* TASK STATEMENT *
Print every line of the items below verbatim, keeping their original order.

Stored dataset items
####

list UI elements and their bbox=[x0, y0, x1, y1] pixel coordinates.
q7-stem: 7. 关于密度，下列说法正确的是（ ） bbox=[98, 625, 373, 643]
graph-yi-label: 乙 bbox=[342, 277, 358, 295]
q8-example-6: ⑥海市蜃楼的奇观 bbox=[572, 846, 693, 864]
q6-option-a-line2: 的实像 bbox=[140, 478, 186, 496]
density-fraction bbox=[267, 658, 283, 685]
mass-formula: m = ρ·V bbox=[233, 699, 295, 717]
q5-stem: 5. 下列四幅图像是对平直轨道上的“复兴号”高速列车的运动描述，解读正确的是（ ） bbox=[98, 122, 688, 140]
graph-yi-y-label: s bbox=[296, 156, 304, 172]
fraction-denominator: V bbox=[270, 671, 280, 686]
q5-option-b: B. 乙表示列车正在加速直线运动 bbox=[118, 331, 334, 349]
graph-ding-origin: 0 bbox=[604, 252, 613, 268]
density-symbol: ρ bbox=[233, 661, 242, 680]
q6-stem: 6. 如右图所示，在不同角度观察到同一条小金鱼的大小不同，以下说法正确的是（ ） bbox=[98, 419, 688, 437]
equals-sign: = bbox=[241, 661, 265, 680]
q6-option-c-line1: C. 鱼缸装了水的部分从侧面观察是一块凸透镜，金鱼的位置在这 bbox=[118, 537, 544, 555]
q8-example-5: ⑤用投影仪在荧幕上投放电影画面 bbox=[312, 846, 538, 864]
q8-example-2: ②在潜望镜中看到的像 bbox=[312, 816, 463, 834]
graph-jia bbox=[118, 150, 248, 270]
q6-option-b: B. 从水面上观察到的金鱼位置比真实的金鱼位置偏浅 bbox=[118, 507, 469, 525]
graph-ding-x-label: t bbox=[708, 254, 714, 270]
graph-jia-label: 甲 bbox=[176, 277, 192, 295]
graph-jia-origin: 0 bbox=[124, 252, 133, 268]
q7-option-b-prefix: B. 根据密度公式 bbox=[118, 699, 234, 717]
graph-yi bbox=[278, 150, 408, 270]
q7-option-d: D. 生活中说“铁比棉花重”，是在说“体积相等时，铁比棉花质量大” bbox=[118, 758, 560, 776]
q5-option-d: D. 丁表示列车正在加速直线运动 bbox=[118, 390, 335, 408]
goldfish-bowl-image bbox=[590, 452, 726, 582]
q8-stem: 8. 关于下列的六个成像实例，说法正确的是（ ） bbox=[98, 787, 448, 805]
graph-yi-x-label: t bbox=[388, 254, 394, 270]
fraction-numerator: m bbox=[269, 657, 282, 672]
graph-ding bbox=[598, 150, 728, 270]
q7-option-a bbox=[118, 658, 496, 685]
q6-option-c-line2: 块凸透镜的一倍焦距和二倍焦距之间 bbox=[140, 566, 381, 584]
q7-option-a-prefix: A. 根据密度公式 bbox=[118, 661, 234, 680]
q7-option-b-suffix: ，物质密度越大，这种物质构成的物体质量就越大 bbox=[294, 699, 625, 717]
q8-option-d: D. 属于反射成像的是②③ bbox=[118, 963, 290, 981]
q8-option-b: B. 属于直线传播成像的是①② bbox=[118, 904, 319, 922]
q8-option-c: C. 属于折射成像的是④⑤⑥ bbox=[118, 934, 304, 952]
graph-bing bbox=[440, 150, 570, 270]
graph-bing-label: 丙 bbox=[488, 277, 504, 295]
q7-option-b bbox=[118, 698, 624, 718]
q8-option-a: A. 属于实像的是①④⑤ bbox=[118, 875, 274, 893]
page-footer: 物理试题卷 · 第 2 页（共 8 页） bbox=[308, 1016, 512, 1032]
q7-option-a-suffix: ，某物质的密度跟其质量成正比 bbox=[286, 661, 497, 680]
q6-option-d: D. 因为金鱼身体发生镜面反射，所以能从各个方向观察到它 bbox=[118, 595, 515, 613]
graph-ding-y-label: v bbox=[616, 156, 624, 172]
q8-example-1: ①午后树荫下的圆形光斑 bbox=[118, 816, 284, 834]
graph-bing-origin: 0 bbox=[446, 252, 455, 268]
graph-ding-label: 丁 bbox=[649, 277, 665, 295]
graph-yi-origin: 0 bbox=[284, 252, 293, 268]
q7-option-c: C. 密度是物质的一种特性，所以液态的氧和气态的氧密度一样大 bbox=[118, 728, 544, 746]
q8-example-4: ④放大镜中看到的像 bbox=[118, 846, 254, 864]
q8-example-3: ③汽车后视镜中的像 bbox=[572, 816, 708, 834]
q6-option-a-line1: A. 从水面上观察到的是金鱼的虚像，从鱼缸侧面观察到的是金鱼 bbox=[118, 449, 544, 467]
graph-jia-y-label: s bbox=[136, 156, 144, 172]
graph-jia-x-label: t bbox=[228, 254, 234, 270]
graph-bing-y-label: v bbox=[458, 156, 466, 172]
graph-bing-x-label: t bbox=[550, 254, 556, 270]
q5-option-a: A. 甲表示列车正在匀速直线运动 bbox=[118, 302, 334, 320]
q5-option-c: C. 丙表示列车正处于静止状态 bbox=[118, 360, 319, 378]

####

* FINAL ANSWER *
list UI elements and their bbox=[x0, y0, x1, y1] pixel coordinates.
q7-stem: 7. 关于密度，下列说法正确的是（ ） bbox=[98, 625, 373, 643]
graph-yi-label: 乙 bbox=[342, 277, 358, 295]
q8-example-6: ⑥海市蜃楼的奇观 bbox=[572, 846, 693, 864]
q6-option-a-line2: 的实像 bbox=[140, 478, 186, 496]
density-fraction bbox=[267, 658, 283, 685]
mass-formula: m = ρ·V bbox=[233, 699, 295, 717]
q5-stem: 5. 下列四幅图像是对平直轨道上的“复兴号”高速列车的运动描述，解读正确的是（ ） bbox=[98, 122, 688, 140]
graph-yi-y-label: s bbox=[296, 156, 304, 172]
fraction-denominator: V bbox=[270, 671, 280, 686]
q5-option-b: B. 乙表示列车正在加速直线运动 bbox=[118, 331, 334, 349]
graph-ding-origin: 0 bbox=[604, 252, 613, 268]
density-symbol: ρ bbox=[233, 661, 242, 680]
q6-stem: 6. 如右图所示，在不同角度观察到同一条小金鱼的大小不同，以下说法正确的是（ ） bbox=[98, 419, 688, 437]
equals-sign: = bbox=[241, 661, 265, 680]
q6-option-c-line1: C. 鱼缸装了水的部分从侧面观察是一块凸透镜，金鱼的位置在这 bbox=[118, 537, 544, 555]
q8-example-5: ⑤用投影仪在荧幕上投放电影画面 bbox=[312, 846, 538, 864]
q8-example-2: ②在潜望镜中看到的像 bbox=[312, 816, 463, 834]
graph-jia bbox=[118, 150, 248, 270]
q6-option-b: B. 从水面上观察到的金鱼位置比真实的金鱼位置偏浅 bbox=[118, 507, 469, 525]
graph-ding-x-label: t bbox=[708, 254, 714, 270]
graph-jia-label: 甲 bbox=[176, 277, 192, 295]
graph-jia-origin: 0 bbox=[124, 252, 133, 268]
q7-option-b-prefix: B. 根据密度公式 bbox=[118, 699, 234, 717]
graph-yi bbox=[278, 150, 408, 270]
q7-option-d: D. 生活中说“铁比棉花重”，是在说“体积相等时，铁比棉花质量大” bbox=[118, 758, 560, 776]
q5-option-d: D. 丁表示列车正在加速直线运动 bbox=[118, 390, 335, 408]
goldfish-bowl-image bbox=[590, 452, 726, 582]
q8-stem: 8. 关于下列的六个成像实例，说法正确的是（ ） bbox=[98, 787, 448, 805]
graph-yi-x-label: t bbox=[388, 254, 394, 270]
fraction-numerator: m bbox=[269, 657, 282, 672]
graph-ding bbox=[598, 150, 728, 270]
q7-option-a bbox=[118, 658, 496, 685]
q6-option-c-line2: 块凸透镜的一倍焦距和二倍焦距之间 bbox=[140, 566, 381, 584]
q7-option-a-prefix: A. 根据密度公式 bbox=[118, 661, 234, 680]
q7-option-b-suffix: ，物质密度越大，这种物质构成的物体质量就越大 bbox=[294, 699, 625, 717]
q8-option-d: D. 属于反射成像的是②③ bbox=[118, 963, 290, 981]
q8-option-b: B. 属于直线传播成像的是①② bbox=[118, 904, 319, 922]
q8-option-c: C. 属于折射成像的是④⑤⑥ bbox=[118, 934, 304, 952]
graph-bing bbox=[440, 150, 570, 270]
graph-bing-label: 丙 bbox=[488, 277, 504, 295]
q7-option-b bbox=[118, 698, 624, 718]
q8-option-a: A. 属于实像的是①④⑤ bbox=[118, 875, 274, 893]
page-footer: 物理试题卷 · 第 2 页（共 8 页） bbox=[308, 1016, 512, 1032]
q7-option-a-suffix: ，某物质的密度跟其质量成正比 bbox=[286, 661, 497, 680]
q6-option-d: D. 因为金鱼身体发生镜面反射，所以能从各个方向观察到它 bbox=[118, 595, 515, 613]
graph-ding-y-label: v bbox=[616, 156, 624, 172]
q8-example-1: ①午后树荫下的圆形光斑 bbox=[118, 816, 284, 834]
graph-bing-origin: 0 bbox=[446, 252, 455, 268]
graph-ding-label: 丁 bbox=[649, 277, 665, 295]
graph-yi-origin: 0 bbox=[284, 252, 293, 268]
q7-option-c: C. 密度是物质的一种特性，所以液态的氧和气态的氧密度一样大 bbox=[118, 728, 544, 746]
q8-example-4: ④放大镜中看到的像 bbox=[118, 846, 254, 864]
q8-example-3: ③汽车后视镜中的像 bbox=[572, 816, 708, 834]
q6-option-a-line1: A. 从水面上观察到的是金鱼的虚像，从鱼缸侧面观察到的是金鱼 bbox=[118, 449, 544, 467]
graph-jia-y-label: s bbox=[136, 156, 144, 172]
graph-jia-x-label: t bbox=[228, 254, 234, 270]
graph-bing-y-label: v bbox=[458, 156, 466, 172]
graph-bing-x-label: t bbox=[550, 254, 556, 270]
q5-option-a: A. 甲表示列车正在匀速直线运动 bbox=[118, 302, 334, 320]
q5-option-c: C. 丙表示列车正处于静止状态 bbox=[118, 360, 319, 378]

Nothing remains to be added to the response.